JOB
All entries are to be given again verbatim.

STORED DATA
○ ○ ○ ○ ○
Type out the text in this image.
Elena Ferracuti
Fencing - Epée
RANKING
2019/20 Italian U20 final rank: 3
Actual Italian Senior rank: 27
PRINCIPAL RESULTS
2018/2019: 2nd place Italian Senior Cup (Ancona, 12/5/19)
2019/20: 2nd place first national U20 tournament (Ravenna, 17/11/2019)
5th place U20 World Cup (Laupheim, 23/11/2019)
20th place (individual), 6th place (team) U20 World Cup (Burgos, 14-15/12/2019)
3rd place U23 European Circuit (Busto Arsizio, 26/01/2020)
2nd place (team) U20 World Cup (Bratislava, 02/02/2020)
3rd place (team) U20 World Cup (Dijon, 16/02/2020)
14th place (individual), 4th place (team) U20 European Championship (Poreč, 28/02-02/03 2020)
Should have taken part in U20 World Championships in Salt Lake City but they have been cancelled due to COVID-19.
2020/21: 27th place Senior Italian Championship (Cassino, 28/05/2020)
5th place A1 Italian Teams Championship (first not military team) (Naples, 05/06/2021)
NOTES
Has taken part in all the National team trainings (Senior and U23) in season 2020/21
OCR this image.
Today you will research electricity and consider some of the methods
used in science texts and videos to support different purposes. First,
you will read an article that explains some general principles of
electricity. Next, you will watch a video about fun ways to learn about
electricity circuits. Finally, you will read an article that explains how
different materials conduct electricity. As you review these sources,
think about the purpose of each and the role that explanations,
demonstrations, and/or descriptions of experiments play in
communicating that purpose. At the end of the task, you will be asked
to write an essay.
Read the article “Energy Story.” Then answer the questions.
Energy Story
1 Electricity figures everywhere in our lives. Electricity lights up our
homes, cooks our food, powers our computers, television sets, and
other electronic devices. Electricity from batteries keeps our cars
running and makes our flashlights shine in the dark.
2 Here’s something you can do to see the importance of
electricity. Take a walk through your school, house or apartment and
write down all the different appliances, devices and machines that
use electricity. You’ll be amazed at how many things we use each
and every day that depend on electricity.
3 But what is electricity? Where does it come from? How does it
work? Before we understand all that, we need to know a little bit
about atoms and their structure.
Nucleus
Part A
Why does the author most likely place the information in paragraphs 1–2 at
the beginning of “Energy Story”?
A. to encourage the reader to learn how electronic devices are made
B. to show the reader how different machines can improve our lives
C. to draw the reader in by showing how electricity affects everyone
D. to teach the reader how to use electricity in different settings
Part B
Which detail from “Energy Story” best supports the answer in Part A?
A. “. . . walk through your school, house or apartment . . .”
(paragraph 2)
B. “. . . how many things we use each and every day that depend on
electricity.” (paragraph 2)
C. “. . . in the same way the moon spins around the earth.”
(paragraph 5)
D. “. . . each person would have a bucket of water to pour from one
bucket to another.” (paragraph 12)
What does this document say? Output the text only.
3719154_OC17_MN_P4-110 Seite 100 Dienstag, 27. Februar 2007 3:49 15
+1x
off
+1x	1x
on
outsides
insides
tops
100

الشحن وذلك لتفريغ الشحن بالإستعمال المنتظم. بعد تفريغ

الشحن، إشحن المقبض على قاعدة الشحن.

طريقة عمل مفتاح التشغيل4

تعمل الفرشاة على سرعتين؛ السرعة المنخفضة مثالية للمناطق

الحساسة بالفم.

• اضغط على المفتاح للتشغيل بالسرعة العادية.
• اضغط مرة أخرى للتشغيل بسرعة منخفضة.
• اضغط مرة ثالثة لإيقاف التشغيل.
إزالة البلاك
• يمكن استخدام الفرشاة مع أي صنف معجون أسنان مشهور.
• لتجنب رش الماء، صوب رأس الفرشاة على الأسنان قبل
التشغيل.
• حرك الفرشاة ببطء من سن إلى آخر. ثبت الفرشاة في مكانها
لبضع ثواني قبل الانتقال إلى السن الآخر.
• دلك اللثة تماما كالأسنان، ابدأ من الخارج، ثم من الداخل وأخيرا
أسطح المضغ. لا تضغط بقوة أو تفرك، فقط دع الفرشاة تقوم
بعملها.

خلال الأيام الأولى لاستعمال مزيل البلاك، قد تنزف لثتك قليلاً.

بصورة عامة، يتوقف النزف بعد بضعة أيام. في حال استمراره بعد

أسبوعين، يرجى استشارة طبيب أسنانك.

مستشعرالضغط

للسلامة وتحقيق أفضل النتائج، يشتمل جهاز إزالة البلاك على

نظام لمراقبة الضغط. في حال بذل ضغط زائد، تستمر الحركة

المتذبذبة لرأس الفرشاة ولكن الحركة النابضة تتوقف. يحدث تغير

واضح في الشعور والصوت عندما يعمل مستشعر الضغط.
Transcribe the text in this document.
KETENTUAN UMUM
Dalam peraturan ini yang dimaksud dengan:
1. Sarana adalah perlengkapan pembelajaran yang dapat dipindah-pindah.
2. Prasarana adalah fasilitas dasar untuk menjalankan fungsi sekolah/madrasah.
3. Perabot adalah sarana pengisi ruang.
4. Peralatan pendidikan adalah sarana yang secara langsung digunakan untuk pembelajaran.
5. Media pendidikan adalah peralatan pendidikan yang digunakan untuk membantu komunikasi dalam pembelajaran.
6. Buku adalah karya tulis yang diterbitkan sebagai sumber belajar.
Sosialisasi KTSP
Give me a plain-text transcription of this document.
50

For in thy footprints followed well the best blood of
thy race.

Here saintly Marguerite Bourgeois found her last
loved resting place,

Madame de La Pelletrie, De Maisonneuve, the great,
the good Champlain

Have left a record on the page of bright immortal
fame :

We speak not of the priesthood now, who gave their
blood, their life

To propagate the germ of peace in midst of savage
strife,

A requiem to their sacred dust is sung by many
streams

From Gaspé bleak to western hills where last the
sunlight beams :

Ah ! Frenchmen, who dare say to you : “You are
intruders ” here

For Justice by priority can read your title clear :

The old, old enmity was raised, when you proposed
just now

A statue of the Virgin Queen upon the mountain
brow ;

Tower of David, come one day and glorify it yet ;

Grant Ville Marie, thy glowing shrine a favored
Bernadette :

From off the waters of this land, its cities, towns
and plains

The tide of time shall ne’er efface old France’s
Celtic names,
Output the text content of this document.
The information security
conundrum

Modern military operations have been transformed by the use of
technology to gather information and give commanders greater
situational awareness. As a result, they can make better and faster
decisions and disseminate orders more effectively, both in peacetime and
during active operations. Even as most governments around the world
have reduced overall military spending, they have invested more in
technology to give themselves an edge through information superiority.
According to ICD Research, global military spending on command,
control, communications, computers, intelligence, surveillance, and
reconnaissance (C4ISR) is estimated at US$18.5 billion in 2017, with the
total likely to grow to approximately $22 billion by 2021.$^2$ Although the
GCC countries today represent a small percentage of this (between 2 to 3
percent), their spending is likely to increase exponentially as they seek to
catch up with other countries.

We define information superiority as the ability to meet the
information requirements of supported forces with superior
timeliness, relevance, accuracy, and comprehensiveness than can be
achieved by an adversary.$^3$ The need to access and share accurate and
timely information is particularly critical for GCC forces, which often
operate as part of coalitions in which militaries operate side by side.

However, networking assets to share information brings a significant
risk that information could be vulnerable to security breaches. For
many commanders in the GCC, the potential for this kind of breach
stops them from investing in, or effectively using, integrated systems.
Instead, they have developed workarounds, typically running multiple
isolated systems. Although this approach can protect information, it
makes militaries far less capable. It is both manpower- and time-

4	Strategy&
○ ○ ○ ○ ○
FULL SOLUTION
Type out the text in this image.
Elena Ferracuti
Fencing - Epée
RANKING
2019/20 Italian U20 final rank: 3
Actual Italian Senior rank: 27
PRINCIPAL RESULTS
2018/2019: 2nd place Italian Senior Cup (Ancona, 12/5/19)
2019/20: 2nd place first national U20 tournament (Ravenna, 17/11/2019)
5th place U20 World Cup (Laupheim, 23/11/2019)
20th place (individual), 6th place (team) U20 World Cup (Burgos, 14-15/12/2019)
3rd place U23 European Circuit (Busto Arsizio, 26/01/2020)
2nd place (team) U20 World Cup (Bratislava, 02/02/2020)
3rd place (team) U20 World Cup (Dijon, 16/02/2020)
14th place (individual), 4th place (team) U20 European Championship (Poreč, 28/02-02/03 2020)
Should have taken part in U20 World Championships in Salt Lake City but they have been cancelled due to COVID-19.
2020/21: 27th place Senior Italian Championship (Cassino, 28/05/2020)
5th place A1 Italian Teams Championship (first not military team) (Naples, 05/06/2021)
NOTES
Has taken part in all the National team trainings (Senior and U23) in season 2020/21
OCR this image.
Today you will research electricity and consider some of the methods
used in science texts and videos to support different purposes. First,
you will read an article that explains some general principles of
electricity. Next, you will watch a video about fun ways to learn about
electricity circuits. Finally, you will read an article that explains how
different materials conduct electricity. As you review these sources,
think about the purpose of each and the role that explanations,
demonstrations, and/or descriptions of experiments play in
communicating that purpose. At the end of the task, you will be asked
to write an essay.
Read the article “Energy Story.” Then answer the questions.
Energy Story
1 Electricity figures everywhere in our lives. Electricity lights up our
homes, cooks our food, powers our computers, television sets, and
other electronic devices. Electricity from batteries keeps our cars
running and makes our flashlights shine in the dark.
2 Here’s something you can do to see the importance of
electricity. Take a walk through your school, house or apartment and
write down all the different appliances, devices and machines that
use electricity. You’ll be amazed at how many things we use each
and every day that depend on electricity.
3 But what is electricity? Where does it come from? How does it
work? Before we understand all that, we need to know a little bit
about atoms and their structure.
Nucleus
Part A
Why does the author most likely place the information in paragraphs 1–2 at
the beginning of “Energy Story”?
A. to encourage the reader to learn how electronic devices are made
B. to show the reader how different machines can improve our lives
C. to draw the reader in by showing how electricity affects everyone
D. to teach the reader how to use electricity in different settings
Part B
Which detail from “Energy Story” best supports the answer in Part A?
A. “. . . walk through your school, house or apartment . . .”
(paragraph 2)
B. “. . . how many things we use each and every day that depend on
electricity.” (paragraph 2)
C. “. . . in the same way the moon spins around the earth.”
(paragraph 5)
D. “. . . each person would have a bucket of water to pour from one
bucket to another.” (paragraph 12)
What does this document say? Output the text only.
3719154_OC17_MN_P4-110 Seite 100 Dienstag, 27. Februar 2007 3:49 15
+1x
off
+1x	1x
on
outsides
insides
tops
100

الشحن وذلك لتفريغ الشحن بالإستعمال المنتظم. بعد تفريغ

الشحن، إشحن المقبض على قاعدة الشحن.

طريقة عمل مفتاح التشغيل4

تعمل الفرشاة على سرعتين؛ السرعة المنخفضة مثالية للمناطق

الحساسة بالفم.

• اضغط على المفتاح للتشغيل بالسرعة العادية.
• اضغط مرة أخرى للتشغيل بسرعة منخفضة.
• اضغط مرة ثالثة لإيقاف التشغيل.
إزالة البلاك
• يمكن استخدام الفرشاة مع أي صنف معجون أسنان مشهور.
• لتجنب رش الماء، صوب رأس الفرشاة على الأسنان قبل
التشغيل.
• حرك الفرشاة ببطء من سن إلى آخر. ثبت الفرشاة في مكانها
لبضع ثواني قبل الانتقال إلى السن الآخر.
• دلك اللثة تماما كالأسنان، ابدأ من الخارج، ثم من الداخل وأخيرا
أسطح المضغ. لا تضغط بقوة أو تفرك، فقط دع الفرشاة تقوم
بعملها.

خلال الأيام الأولى لاستعمال مزيل البلاك، قد تنزف لثتك قليلاً.

بصورة عامة، يتوقف النزف بعد بضعة أيام. في حال استمراره بعد

أسبوعين، يرجى استشارة طبيب أسنانك.

مستشعرالضغط

للسلامة وتحقيق أفضل النتائج، يشتمل جهاز إزالة البلاك على

نظام لمراقبة الضغط. في حال بذل ضغط زائد، تستمر الحركة

المتذبذبة لرأس الفرشاة ولكن الحركة النابضة تتوقف. يحدث تغير

واضح في الشعور والصوت عندما يعمل مستشعر الضغط.
Transcribe the text in this document.
KETENTUAN UMUM
Dalam peraturan ini yang dimaksud dengan:
1. Sarana adalah perlengkapan pembelajaran yang dapat dipindah-pindah.
2. Prasarana adalah fasilitas dasar untuk menjalankan fungsi sekolah/madrasah.
3. Perabot adalah sarana pengisi ruang.
4. Peralatan pendidikan adalah sarana yang secara langsung digunakan untuk pembelajaran.
5. Media pendidikan adalah peralatan pendidikan yang digunakan untuk membantu komunikasi dalam pembelajaran.
6. Buku adalah karya tulis yang diterbitkan sebagai sumber belajar.
Sosialisasi KTSP
Give me a plain-text transcription of this document.
50

For in thy footprints followed well the best blood of
thy race.

Here saintly Marguerite Bourgeois found her last
loved resting place,

Madame de La Pelletrie, De Maisonneuve, the great,
the good Champlain

Have left a record on the page of bright immortal
fame :

We speak not of the priesthood now, who gave their
blood, their life

To propagate the germ of peace in midst of savage
strife,

A requiem to their sacred dust is sung by many
streams

From Gaspé bleak to western hills where last the
sunlight beams :

Ah ! Frenchmen, who dare say to you : “You are
intruders ” here

For Justice by priority can read your title clear :

The old, old enmity was raised, when you proposed
just now

A statue of the Virgin Queen upon the mountain
brow ;

Tower of David, come one day and glorify it yet ;

Grant Ville Marie, thy glowing shrine a favored
Bernadette :

From off the waters of this land, its cities, towns
and plains

The tide of time shall ne’er efface old France’s
Celtic names,
Output the text content of this document.
The information security
conundrum

Modern military operations have been transformed by the use of
technology to gather information and give commanders greater
situational awareness. As a result, they can make better and faster
decisions and disseminate orders more effectively, both in peacetime and
during active operations. Even as most governments around the world
have reduced overall military spending, they have invested more in
technology to give themselves an edge through information superiority.
According to ICD Research, global military spending on command,
control, communications, computers, intelligence, surveillance, and
reconnaissance (C4ISR) is estimated at US$18.5 billion in 2017, with the
total likely to grow to approximately $22 billion by 2021.$^2$ Although the
GCC countries today represent a small percentage of this (between 2 to 3
percent), their spending is likely to increase exponentially as they seek to
catch up with other countries.

We define information superiority as the ability to meet the
information requirements of supported forces with superior
timeliness, relevance, accuracy, and comprehensiveness than can be
achieved by an adversary.$^3$ The need to access and share accurate and
timely information is particularly critical for GCC forces, which often
operate as part of coalitions in which militaries operate side by side.

However, networking assets to share information brings a significant
risk that information could be vulnerable to security breaches. For
many commanders in the GCC, the potential for this kind of breach
stops them from investing in, or effectively using, integrated systems.
Instead, they have developed workarounds, typically running multiple
isolated systems. Although this approach can protect information, it
makes militaries far less capable. It is both manpower- and time-

4	Strategy&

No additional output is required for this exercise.